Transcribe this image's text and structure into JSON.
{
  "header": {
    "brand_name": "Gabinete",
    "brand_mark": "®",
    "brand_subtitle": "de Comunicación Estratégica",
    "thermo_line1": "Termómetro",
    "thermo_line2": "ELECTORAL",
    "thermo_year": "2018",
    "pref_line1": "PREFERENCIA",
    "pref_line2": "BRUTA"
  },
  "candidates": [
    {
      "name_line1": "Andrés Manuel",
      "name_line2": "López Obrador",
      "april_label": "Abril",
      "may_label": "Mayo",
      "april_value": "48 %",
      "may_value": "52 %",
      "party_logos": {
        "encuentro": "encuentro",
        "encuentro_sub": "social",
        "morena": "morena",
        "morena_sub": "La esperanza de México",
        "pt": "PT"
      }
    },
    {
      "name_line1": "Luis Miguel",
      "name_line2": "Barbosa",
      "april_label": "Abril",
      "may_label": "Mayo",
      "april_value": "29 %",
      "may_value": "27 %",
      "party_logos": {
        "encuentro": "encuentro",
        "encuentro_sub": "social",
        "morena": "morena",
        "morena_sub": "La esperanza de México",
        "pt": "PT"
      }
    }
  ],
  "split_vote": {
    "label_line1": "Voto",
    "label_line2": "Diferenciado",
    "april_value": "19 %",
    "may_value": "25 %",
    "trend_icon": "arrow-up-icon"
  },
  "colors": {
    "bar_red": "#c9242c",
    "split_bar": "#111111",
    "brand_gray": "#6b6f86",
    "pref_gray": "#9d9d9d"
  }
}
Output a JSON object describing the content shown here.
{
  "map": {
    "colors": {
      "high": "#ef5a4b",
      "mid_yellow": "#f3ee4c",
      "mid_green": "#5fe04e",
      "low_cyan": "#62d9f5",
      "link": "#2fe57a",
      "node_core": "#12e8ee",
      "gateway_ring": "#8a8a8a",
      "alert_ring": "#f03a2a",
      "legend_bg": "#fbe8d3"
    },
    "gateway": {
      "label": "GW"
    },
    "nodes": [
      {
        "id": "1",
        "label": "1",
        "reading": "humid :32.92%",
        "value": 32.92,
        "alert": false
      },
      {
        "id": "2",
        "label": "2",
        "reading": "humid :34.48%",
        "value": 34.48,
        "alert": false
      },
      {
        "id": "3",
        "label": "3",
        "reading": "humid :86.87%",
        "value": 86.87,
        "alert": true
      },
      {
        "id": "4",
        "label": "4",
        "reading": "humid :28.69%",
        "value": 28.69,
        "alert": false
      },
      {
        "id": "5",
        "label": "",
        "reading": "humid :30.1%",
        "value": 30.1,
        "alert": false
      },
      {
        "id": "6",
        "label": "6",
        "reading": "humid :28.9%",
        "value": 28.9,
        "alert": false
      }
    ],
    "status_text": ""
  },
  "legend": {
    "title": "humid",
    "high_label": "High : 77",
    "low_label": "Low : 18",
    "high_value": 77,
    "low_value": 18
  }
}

**Instruction**
Write the data back out verbatim.

**Response below**
Transcribe this image's text and structure into JSON.
{
  "header": {
    "brand_name": "Gabinete",
    "brand_mark": "®",
    "brand_subtitle": "de Comunicación Estratégica",
    "thermo_line1": "Termómetro",
    "thermo_line2": "ELECTORAL",
    "thermo_year": "2018",
    "pref_line1": "PREFERENCIA",
    "pref_line2": "BRUTA"
  },
  "candidates": [
    {
      "name_line1": "Andrés Manuel",
      "name_line2": "López Obrador",
      "april_label": "Abril",
      "may_label": "Mayo",
      "april_value": "48 %",
      "may_value": "52 %",
      "party_logos": {
        "encuentro": "encuentro",
        "encuentro_sub": "social",
        "morena": "morena",
        "morena_sub": "La esperanza de México",
        "pt": "PT"
      }
    },
    {
      "name_line1": "Luis Miguel",
      "name_line2": "Barbosa",
      "april_label": "Abril",
      "may_label": "Mayo",
      "april_value": "29 %",
      "may_value": "27 %",
      "party_logos": {
        "encuentro": "encuentro",
        "encuentro_sub": "social",
        "morena": "morena",
        "morena_sub": "La esperanza de México",
        "pt": "PT"
      }
    }
  ],
  "split_vote": {
    "label_line1": "Voto",
    "label_line2": "Diferenciado",
    "april_value": "19 %",
    "may_value": "25 %",
    "trend_icon": "arrow-up-icon"
  },
  "colors": {
    "bar_red": "#c9242c",
    "split_bar": "#111111",
    "brand_gray": "#6b6f86",
    "pref_gray": "#9d9d9d"
  }
}
Output a JSON object describing the content shown here.
{
  "map": {
    "colors": {
      "high": "#ef5a4b",
      "mid_yellow": "#f3ee4c",
      "mid_green": "#5fe04e",
      "low_cyan": "#62d9f5",
      "link": "#2fe57a",
      "node_core": "#12e8ee",
      "gateway_ring": "#8a8a8a",
      "alert_ring": "#f03a2a",
      "legend_bg": "#fbe8d3"
    },
    "gateway": {
      "label": "GW"
    },
    "nodes": [
      {
        "id": "1",
        "label": "1",
        "reading": "humid :32.92%",
        "value": 32.92,
        "alert": false
      },
      {
        "id": "2",
        "label": "2",
        "reading": "humid :34.48%",
        "value": 34.48,
        "alert": false
      },
      {
        "id": "3",
        "label": "3",
        "reading": "humid :86.87%",
        "value": 86.87,
        "alert": true
      },
      {
        "id": "4",
        "label": "4",
        "reading": "humid :28.69%",
        "value": 28.69,
        "alert": false
      },
      {
        "id": "5",
        "label": "",
        "reading": "humid :30.1%",
        "value": 30.1,
        "alert": false
      },
      {
        "id": "6",
        "label": "6",
        "reading": "humid :28.9%",
        "value": 28.9,
        "alert": false
      }
    ],
    "status_text": ""
  },
  "legend": {
    "title": "humid",
    "high_label": "High : 77",
    "low_label": "Low : 18",
    "high_value": 77,
    "low_value": 18
  }
}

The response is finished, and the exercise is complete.